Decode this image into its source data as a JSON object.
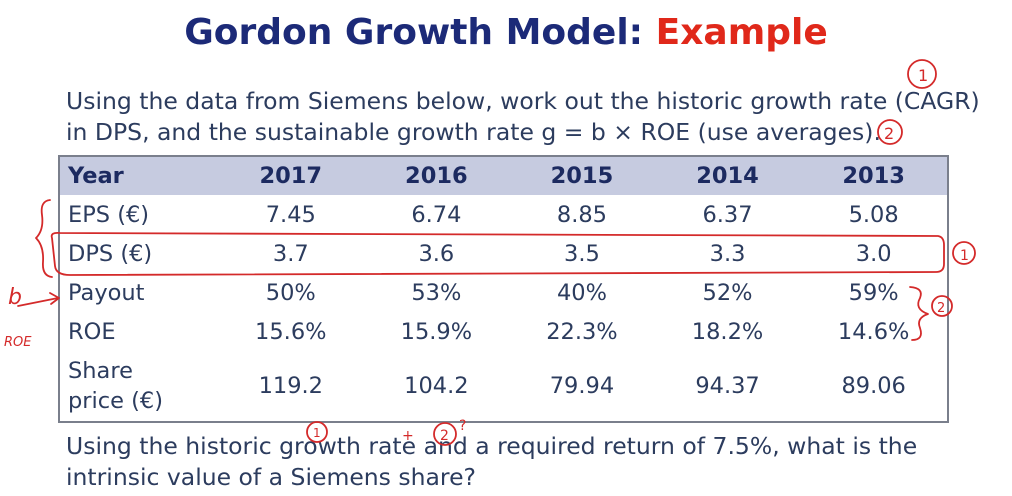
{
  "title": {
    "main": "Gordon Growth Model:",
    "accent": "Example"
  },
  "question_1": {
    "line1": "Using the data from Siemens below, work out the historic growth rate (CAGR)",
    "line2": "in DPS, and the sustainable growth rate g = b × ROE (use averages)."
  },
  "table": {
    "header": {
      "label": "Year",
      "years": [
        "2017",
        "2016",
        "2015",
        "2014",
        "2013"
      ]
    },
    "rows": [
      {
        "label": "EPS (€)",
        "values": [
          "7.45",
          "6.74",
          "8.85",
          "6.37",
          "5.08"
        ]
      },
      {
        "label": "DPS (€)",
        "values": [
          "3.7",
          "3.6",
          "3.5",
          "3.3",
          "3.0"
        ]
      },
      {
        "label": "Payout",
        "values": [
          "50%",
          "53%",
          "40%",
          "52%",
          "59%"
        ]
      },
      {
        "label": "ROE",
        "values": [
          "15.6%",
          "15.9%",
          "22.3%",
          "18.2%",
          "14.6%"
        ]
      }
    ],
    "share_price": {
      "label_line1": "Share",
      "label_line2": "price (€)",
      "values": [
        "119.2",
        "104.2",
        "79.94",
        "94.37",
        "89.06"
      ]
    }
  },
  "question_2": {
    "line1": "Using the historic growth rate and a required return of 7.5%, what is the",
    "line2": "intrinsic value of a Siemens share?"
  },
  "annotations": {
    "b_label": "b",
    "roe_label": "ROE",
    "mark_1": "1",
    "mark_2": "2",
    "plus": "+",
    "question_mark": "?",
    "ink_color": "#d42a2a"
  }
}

• _EXERCISE GOAL_: Your copy should match the records word for word, with the pictures removed.

• _RIGHT ANSWER_:
Decode this image into its source data as a JSON object.
{
  "title": {
    "main": "Gordon Growth Model:",
    "accent": "Example"
  },
  "question_1": {
    "line1": "Using the data from Siemens below, work out the historic growth rate (CAGR)",
    "line2": "in DPS, and the sustainable growth rate g = b × ROE (use averages)."
  },
  "table": {
    "header": {
      "label": "Year",
      "years": [
        "2017",
        "2016",
        "2015",
        "2014",
        "2013"
      ]
    },
    "rows": [
      {
        "label": "EPS (€)",
        "values": [
          "7.45",
          "6.74",
          "8.85",
          "6.37",
          "5.08"
        ]
      },
      {
        "label": "DPS (€)",
        "values": [
          "3.7",
          "3.6",
          "3.5",
          "3.3",
          "3.0"
        ]
      },
      {
        "label": "Payout",
        "values": [
          "50%",
          "53%",
          "40%",
          "52%",
          "59%"
        ]
      },
      {
        "label": "ROE",
        "values": [
          "15.6%",
          "15.9%",
          "22.3%",
          "18.2%",
          "14.6%"
        ]
      }
    ],
    "share_price": {
      "label_line1": "Share",
      "label_line2": "price (€)",
      "values": [
        "119.2",
        "104.2",
        "79.94",
        "94.37",
        "89.06"
      ]
    }
  },
  "question_2": {
    "line1": "Using the historic growth rate and a required return of 7.5%, what is the",
    "line2": "intrinsic value of a Siemens share?"
  },
  "annotations": {
    "b_label": "b",
    "roe_label": "ROE",
    "mark_1": "1",
    "mark_2": "2",
    "plus": "+",
    "question_mark": "?",
    "ink_color": "#d42a2a"
  }
}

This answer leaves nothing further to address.